THE REQUEST: Report how many lines in the listing below include the word "title". Write nothing besides the number.

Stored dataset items
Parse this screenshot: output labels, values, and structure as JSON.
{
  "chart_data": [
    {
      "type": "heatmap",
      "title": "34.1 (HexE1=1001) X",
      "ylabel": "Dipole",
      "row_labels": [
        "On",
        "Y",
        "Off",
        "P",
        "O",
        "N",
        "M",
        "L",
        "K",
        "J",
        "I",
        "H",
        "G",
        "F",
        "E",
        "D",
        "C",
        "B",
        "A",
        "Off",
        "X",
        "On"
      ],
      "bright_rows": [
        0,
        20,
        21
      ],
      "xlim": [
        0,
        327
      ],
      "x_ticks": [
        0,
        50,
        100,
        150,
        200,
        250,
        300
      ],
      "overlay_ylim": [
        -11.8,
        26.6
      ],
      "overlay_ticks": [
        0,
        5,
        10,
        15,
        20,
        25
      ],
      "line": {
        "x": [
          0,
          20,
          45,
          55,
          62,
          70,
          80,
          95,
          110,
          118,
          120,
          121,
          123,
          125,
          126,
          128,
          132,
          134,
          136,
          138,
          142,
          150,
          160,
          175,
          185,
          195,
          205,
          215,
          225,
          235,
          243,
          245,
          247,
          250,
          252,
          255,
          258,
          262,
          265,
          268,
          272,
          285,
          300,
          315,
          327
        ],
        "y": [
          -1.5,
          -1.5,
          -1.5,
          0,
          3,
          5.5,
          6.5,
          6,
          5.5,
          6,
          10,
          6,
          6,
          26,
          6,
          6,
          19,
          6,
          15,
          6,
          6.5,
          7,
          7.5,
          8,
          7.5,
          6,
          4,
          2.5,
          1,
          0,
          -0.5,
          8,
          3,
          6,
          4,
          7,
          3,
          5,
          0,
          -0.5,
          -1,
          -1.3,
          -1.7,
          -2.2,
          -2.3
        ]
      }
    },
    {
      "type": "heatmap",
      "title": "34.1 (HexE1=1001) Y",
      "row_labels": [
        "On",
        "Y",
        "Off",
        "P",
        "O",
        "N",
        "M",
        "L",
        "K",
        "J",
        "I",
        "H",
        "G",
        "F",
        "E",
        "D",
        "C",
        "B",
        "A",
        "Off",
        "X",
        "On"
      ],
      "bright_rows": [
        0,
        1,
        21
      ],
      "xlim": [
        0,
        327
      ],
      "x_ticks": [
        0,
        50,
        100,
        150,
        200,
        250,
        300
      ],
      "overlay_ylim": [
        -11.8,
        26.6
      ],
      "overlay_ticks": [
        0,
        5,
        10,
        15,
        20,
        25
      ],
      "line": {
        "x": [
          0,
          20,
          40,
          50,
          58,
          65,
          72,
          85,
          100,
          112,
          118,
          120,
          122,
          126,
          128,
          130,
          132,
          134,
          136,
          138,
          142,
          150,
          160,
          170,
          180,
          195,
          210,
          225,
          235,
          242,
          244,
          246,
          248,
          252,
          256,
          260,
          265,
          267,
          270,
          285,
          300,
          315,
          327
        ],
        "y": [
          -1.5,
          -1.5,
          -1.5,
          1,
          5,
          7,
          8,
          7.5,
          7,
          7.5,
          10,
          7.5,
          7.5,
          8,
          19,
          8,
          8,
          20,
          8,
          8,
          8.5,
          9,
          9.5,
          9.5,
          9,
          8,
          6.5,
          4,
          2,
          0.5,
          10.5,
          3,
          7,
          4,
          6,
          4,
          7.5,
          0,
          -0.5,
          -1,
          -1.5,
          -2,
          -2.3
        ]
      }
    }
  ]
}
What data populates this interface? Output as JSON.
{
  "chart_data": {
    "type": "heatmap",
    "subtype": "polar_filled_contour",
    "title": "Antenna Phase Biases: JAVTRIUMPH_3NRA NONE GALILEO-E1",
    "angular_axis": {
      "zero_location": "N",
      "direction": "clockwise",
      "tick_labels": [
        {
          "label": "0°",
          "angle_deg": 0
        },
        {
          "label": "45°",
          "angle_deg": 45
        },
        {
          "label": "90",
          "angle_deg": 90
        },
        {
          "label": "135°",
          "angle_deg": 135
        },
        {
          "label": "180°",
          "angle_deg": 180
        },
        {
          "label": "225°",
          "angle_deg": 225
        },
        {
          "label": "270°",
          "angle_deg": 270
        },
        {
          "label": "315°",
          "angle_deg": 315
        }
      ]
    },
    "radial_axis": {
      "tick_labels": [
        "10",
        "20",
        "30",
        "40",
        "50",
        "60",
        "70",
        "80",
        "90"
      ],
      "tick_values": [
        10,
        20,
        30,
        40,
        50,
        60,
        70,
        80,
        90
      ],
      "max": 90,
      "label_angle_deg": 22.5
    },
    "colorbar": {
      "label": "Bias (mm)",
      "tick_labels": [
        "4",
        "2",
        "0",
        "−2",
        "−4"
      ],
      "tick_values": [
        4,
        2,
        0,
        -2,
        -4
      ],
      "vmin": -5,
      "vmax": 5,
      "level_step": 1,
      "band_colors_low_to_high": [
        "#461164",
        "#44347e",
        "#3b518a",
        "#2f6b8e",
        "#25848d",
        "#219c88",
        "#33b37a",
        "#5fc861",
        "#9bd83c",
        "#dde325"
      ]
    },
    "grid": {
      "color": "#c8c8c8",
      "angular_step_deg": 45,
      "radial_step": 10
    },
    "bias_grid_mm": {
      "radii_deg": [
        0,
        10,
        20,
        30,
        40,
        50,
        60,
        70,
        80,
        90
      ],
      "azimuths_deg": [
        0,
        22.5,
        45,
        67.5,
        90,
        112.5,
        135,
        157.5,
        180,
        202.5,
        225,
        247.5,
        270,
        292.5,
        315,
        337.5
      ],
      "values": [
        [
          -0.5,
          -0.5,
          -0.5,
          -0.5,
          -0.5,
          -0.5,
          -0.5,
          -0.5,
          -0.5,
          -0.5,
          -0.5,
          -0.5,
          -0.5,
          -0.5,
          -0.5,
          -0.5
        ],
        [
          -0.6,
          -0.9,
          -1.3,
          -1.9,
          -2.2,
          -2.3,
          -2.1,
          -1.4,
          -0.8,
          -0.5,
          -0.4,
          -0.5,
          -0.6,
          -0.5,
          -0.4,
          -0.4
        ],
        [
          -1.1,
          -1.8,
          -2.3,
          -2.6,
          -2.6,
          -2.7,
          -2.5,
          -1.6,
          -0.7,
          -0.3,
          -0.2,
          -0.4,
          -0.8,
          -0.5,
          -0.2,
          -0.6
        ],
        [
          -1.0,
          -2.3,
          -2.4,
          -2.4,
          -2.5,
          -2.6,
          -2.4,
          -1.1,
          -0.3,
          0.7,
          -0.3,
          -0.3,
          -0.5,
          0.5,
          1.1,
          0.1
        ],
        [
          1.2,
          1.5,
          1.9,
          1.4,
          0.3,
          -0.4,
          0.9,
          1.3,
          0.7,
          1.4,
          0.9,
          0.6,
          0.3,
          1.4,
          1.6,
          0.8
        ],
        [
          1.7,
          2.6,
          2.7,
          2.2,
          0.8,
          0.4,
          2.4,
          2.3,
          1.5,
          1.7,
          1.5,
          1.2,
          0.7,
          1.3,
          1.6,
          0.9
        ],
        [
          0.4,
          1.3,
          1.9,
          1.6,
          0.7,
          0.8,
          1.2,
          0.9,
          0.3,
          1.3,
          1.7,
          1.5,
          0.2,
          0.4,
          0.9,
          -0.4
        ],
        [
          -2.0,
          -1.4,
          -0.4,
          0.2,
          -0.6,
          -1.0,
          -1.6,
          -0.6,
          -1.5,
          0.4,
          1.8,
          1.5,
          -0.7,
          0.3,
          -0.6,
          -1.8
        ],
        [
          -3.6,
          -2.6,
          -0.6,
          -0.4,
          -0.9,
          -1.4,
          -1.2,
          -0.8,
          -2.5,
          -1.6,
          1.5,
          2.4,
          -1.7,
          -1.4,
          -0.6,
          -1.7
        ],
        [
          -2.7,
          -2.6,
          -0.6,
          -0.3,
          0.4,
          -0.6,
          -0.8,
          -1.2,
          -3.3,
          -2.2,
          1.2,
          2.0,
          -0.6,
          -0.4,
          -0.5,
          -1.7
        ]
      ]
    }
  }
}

RESULT OF THE EXERCISE: 3